THE REQUEST: Pull out each line of the records below that contains the string "crankshaft". Matching is case-sensitive.

INFORMATION GIVEN:
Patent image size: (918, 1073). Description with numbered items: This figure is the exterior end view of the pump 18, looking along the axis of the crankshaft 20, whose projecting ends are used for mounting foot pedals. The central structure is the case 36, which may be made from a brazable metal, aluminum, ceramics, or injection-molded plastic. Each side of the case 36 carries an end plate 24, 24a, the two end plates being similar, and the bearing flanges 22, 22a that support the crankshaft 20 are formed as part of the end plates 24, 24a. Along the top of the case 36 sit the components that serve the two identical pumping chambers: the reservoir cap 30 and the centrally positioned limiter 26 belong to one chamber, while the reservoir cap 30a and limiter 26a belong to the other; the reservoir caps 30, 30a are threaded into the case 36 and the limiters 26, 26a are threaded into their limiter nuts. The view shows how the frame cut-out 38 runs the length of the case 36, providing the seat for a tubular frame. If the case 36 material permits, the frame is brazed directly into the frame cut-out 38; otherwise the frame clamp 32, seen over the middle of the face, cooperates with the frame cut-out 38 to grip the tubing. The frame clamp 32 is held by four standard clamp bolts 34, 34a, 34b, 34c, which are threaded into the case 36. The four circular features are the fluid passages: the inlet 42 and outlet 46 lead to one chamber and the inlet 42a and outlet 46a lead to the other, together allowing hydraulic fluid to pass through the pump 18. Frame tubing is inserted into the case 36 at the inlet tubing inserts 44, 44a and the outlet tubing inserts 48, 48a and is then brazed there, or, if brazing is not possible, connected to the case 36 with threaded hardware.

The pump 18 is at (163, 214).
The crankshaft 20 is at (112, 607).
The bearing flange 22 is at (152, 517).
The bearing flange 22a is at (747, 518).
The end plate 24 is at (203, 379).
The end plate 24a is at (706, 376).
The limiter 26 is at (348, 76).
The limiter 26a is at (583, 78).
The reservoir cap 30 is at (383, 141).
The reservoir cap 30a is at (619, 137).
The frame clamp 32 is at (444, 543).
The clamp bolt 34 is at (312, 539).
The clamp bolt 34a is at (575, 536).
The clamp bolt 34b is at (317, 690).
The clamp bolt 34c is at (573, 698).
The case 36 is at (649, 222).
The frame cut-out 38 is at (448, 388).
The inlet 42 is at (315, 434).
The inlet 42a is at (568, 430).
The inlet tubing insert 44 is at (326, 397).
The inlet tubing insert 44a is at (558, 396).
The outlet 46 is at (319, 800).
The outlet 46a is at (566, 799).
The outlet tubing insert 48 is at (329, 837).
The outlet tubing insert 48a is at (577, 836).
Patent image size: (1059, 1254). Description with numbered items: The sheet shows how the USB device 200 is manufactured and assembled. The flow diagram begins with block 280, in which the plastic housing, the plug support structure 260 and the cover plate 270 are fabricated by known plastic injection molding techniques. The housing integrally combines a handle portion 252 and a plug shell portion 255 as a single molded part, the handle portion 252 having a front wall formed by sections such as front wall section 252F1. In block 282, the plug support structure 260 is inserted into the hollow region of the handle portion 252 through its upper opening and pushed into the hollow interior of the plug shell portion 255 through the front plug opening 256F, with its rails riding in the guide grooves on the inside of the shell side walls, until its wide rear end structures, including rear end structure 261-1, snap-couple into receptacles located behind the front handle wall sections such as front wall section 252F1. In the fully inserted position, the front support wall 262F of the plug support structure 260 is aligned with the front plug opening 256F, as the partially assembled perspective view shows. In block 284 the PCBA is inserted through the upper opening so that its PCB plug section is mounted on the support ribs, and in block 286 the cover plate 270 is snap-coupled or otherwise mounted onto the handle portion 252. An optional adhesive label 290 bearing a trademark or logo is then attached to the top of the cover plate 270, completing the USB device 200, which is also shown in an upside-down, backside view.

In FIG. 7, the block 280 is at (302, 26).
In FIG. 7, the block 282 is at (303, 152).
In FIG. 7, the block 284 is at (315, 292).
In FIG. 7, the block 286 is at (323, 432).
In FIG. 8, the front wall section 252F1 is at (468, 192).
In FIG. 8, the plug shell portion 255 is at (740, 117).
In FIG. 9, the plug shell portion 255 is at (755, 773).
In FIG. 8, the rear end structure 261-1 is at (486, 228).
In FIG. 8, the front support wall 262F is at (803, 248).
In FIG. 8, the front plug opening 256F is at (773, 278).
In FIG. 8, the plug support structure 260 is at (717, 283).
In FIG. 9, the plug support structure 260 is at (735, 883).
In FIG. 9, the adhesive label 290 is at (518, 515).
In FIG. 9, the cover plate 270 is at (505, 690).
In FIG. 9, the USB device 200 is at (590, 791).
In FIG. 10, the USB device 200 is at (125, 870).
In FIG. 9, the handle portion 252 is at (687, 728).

EXERCISE OUTPUT:
Patent image size: (918, 1073). Description with numbered items: This figure is the exterior end view of the pump 18, looking along the axis of the crankshaft 20, whose projecting ends are used for mounting foot pedals. The central structure is the case 36, which may be made from a brazable metal, aluminum, ceramics, or injection-molded plastic. Each side of the case 36 carries an end plate 24, 24a, the two end plates being similar, and the bearing flanges 22, 22a that support the crankshaft 20 are formed as part of the end plates 24, 24a. Along the top of the case 36 sit the components that serve the two identical pumping chambers: the reservoir cap 30 and the centrally positioned limiter 26 belong to one chamber, while the reservoir cap 30a and limiter 26a belong to the other; the reservoir caps 30, 30a are threaded into the case 36 and the limiters 26, 26a are threaded into their limiter nuts. The view shows how the frame cut-out 38 runs the length of the case 36, providing the seat for a tubular frame. If the case 36 material permits, the frame is brazed directly into the frame cut-out 38; otherwise the frame clamp 32, seen over the middle of the face, cooperates with the frame cut-out 38 to grip the tubing. The frame clamp 32 is held by four standard clamp bolts 34, 34a, 34b, 34c, which are threaded into the case 36. The four circular features are the fluid passages: the inlet 42 and outlet 46 lead to one chamber and the inlet 42a and outlet 46a lead to the other, together allowing hydraulic fluid to pass through the pump 18. Frame tubing is inserted into the case 36 at the inlet tubing inserts 44, 44a and the outlet tubing inserts 48, 48a and is then brazed there, or, if brazing is not possible, connected to the case 36 with threaded hardware.
The crankshaft 20 is at (112, 607).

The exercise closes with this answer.